→ **Task description**
Repeat the data verbatim.

→ **Rows from a dataset**
######

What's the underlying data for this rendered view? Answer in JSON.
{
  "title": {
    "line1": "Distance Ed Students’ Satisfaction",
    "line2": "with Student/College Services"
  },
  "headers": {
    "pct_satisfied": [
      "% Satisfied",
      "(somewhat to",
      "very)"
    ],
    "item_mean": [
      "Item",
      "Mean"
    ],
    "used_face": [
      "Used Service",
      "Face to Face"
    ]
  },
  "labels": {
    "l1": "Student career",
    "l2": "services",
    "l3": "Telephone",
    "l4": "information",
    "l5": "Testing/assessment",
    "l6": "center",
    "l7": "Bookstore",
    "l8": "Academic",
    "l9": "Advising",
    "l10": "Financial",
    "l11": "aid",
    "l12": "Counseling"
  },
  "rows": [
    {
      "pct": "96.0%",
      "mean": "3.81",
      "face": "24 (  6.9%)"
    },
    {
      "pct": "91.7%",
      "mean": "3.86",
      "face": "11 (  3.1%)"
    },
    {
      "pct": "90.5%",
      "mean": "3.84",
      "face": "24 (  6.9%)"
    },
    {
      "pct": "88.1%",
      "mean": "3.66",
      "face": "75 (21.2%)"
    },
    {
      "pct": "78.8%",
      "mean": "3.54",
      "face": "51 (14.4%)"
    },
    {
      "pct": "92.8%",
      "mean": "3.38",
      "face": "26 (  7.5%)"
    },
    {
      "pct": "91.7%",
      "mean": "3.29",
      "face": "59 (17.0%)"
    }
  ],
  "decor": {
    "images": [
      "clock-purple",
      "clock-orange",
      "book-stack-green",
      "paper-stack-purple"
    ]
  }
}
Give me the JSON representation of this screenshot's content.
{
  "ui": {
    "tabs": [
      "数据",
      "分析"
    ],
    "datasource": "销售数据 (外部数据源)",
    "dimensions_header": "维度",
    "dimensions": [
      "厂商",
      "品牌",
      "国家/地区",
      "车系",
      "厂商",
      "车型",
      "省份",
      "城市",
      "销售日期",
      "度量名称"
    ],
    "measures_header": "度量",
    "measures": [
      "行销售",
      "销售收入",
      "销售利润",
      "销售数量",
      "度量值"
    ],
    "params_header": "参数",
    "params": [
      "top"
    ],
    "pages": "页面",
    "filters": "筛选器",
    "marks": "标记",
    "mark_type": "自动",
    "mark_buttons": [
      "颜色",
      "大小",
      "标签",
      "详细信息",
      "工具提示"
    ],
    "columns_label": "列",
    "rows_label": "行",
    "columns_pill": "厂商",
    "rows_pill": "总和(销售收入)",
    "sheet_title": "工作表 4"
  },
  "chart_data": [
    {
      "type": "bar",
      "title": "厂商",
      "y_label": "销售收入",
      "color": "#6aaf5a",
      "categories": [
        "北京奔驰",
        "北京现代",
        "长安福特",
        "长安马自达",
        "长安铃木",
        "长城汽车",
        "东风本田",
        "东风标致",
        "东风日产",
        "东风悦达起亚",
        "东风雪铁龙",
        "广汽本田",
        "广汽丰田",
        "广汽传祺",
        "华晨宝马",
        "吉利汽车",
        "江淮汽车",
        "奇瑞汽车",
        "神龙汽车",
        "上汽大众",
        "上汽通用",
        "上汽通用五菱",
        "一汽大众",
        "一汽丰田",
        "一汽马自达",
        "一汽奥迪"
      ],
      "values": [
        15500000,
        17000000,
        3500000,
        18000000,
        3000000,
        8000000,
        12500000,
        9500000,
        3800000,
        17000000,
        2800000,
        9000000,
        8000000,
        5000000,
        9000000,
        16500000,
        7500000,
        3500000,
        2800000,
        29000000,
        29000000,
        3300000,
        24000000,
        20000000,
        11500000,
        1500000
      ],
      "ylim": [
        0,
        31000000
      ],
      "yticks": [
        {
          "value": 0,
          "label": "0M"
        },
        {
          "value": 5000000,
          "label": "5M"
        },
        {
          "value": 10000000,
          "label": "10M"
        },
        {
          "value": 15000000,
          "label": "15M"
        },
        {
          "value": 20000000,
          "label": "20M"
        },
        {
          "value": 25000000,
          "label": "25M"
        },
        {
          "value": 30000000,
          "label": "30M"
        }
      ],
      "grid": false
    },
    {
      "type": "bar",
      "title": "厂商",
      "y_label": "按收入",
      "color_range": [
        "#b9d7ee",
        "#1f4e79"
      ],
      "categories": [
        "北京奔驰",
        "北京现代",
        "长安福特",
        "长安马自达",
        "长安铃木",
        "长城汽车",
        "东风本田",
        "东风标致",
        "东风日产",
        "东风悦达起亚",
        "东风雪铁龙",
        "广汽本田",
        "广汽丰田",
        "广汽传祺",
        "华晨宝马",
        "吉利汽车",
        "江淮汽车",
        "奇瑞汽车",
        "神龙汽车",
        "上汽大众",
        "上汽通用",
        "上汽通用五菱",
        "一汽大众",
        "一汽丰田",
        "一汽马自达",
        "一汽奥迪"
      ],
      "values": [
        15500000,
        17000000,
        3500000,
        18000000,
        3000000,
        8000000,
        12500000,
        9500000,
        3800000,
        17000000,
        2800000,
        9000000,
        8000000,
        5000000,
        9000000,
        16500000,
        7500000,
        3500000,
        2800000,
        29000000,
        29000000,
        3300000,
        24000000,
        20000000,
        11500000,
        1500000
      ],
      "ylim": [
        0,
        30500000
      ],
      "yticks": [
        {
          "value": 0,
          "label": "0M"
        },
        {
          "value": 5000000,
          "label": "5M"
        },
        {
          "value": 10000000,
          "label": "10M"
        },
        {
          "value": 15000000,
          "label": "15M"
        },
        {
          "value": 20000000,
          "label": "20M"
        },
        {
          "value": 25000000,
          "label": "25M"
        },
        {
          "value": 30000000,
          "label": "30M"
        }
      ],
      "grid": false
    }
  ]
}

######

→ **Response below**
What's the underlying data for this rendered view? Answer in JSON.
{
  "title": {
    "line1": "Distance Ed Students’ Satisfaction",
    "line2": "with Student/College Services"
  },
  "headers": {
    "pct_satisfied": [
      "% Satisfied",
      "(somewhat to",
      "very)"
    ],
    "item_mean": [
      "Item",
      "Mean"
    ],
    "used_face": [
      "Used Service",
      "Face to Face"
    ]
  },
  "labels": {
    "l1": "Student career",
    "l2": "services",
    "l3": "Telephone",
    "l4": "information",
    "l5": "Testing/assessment",
    "l6": "center",
    "l7": "Bookstore",
    "l8": "Academic",
    "l9": "Advising",
    "l10": "Financial",
    "l11": "aid",
    "l12": "Counseling"
  },
  "rows": [
    {
      "pct": "96.0%",
      "mean": "3.81",
      "face": "24 (  6.9%)"
    },
    {
      "pct": "91.7%",
      "mean": "3.86",
      "face": "11 (  3.1%)"
    },
    {
      "pct": "90.5%",
      "mean": "3.84",
      "face": "24 (  6.9%)"
    },
    {
      "pct": "88.1%",
      "mean": "3.66",
      "face": "75 (21.2%)"
    },
    {
      "pct": "78.8%",
      "mean": "3.54",
      "face": "51 (14.4%)"
    },
    {
      "pct": "92.8%",
      "mean": "3.38",
      "face": "26 (  7.5%)"
    },
    {
      "pct": "91.7%",
      "mean": "3.29",
      "face": "59 (17.0%)"
    }
  ],
  "decor": {
    "images": [
      "clock-purple",
      "clock-orange",
      "book-stack-green",
      "paper-stack-purple"
    ]
  }
}
Give me the JSON representation of this screenshot's content.
{
  "ui": {
    "tabs": [
      "数据",
      "分析"
    ],
    "datasource": "销售数据 (外部数据源)",
    "dimensions_header": "维度",
    "dimensions": [
      "厂商",
      "品牌",
      "国家/地区",
      "车系",
      "厂商",
      "车型",
      "省份",
      "城市",
      "销售日期",
      "度量名称"
    ],
    "measures_header": "度量",
    "measures": [
      "行销售",
      "销售收入",
      "销售利润",
      "销售数量",
      "度量值"
    ],
    "params_header": "参数",
    "params": [
      "top"
    ],
    "pages": "页面",
    "filters": "筛选器",
    "marks": "标记",
    "mark_type": "自动",
    "mark_buttons": [
      "颜色",
      "大小",
      "标签",
      "详细信息",
      "工具提示"
    ],
    "columns_label": "列",
    "rows_label": "行",
    "columns_pill": "厂商",
    "rows_pill": "总和(销售收入)",
    "sheet_title": "工作表 4"
  },
  "chart_data": [
    {
      "type": "bar",
      "title": "厂商",
      "y_label": "销售收入",
      "color": "#6aaf5a",
      "categories": [
        "北京奔驰",
        "北京现代",
        "长安福特",
        "长安马自达",
        "长安铃木",
        "长城汽车",
        "东风本田",
        "东风标致",
        "东风日产",
        "东风悦达起亚",
        "东风雪铁龙",
        "广汽本田",
        "广汽丰田",
        "广汽传祺",
        "华晨宝马",
        "吉利汽车",
        "江淮汽车",
        "奇瑞汽车",
        "神龙汽车",
        "上汽大众",
        "上汽通用",
        "上汽通用五菱",
        "一汽大众",
        "一汽丰田",
        "一汽马自达",
        "一汽奥迪"
      ],
      "values": [
        15500000,
        17000000,
        3500000,
        18000000,
        3000000,
        8000000,
        12500000,
        9500000,
        3800000,
        17000000,
        2800000,
        9000000,
        8000000,
        5000000,
        9000000,
        16500000,
        7500000,
        3500000,
        2800000,
        29000000,
        29000000,
        3300000,
        24000000,
        20000000,
        11500000,
        1500000
      ],
      "ylim": [
        0,
        31000000
      ],
      "yticks": [
        {
          "value": 0,
          "label": "0M"
        },
        {
          "value": 5000000,
          "label": "5M"
        },
        {
          "value": 10000000,
          "label": "10M"
        },
        {
          "value": 15000000,
          "label": "15M"
        },
        {
          "value": 20000000,
          "label": "20M"
        },
        {
          "value": 25000000,
          "label": "25M"
        },
        {
          "value": 30000000,
          "label": "30M"
        }
      ],
      "grid": false
    },
    {
      "type": "bar",
      "title": "厂商",
      "y_label": "按收入",
      "color_range": [
        "#b9d7ee",
        "#1f4e79"
      ],
      "categories": [
        "北京奔驰",
        "北京现代",
        "长安福特",
        "长安马自达",
        "长安铃木",
        "长城汽车",
        "东风本田",
        "东风标致",
        "东风日产",
        "东风悦达起亚",
        "东风雪铁龙",
        "广汽本田",
        "广汽丰田",
        "广汽传祺",
        "华晨宝马",
        "吉利汽车",
        "江淮汽车",
        "奇瑞汽车",
        "神龙汽车",
        "上汽大众",
        "上汽通用",
        "上汽通用五菱",
        "一汽大众",
        "一汽丰田",
        "一汽马自达",
        "一汽奥迪"
      ],
      "values": [
        15500000,
        17000000,
        3500000,
        18000000,
        3000000,
        8000000,
        12500000,
        9500000,
        3800000,
        17000000,
        2800000,
        9000000,
        8000000,
        5000000,
        9000000,
        16500000,
        7500000,
        3500000,
        2800000,
        29000000,
        29000000,
        3300000,
        24000000,
        20000000,
        11500000,
        1500000
      ],
      "ylim": [
        0,
        30500000
      ],
      "yticks": [
        {
          "value": 0,
          "label": "0M"
        },
        {
          "value": 5000000,
          "label": "5M"
        },
        {
          "value": 10000000,
          "label": "10M"
        },
        {
          "value": 15000000,
          "label": "15M"
        },
        {
          "value": 20000000,
          "label": "20M"
        },
        {
          "value": 25000000,
          "label": "25M"
        },
        {
          "value": 30000000,
          "label": "30M"
        }
      ],
      "grid": false
    }
  ]
}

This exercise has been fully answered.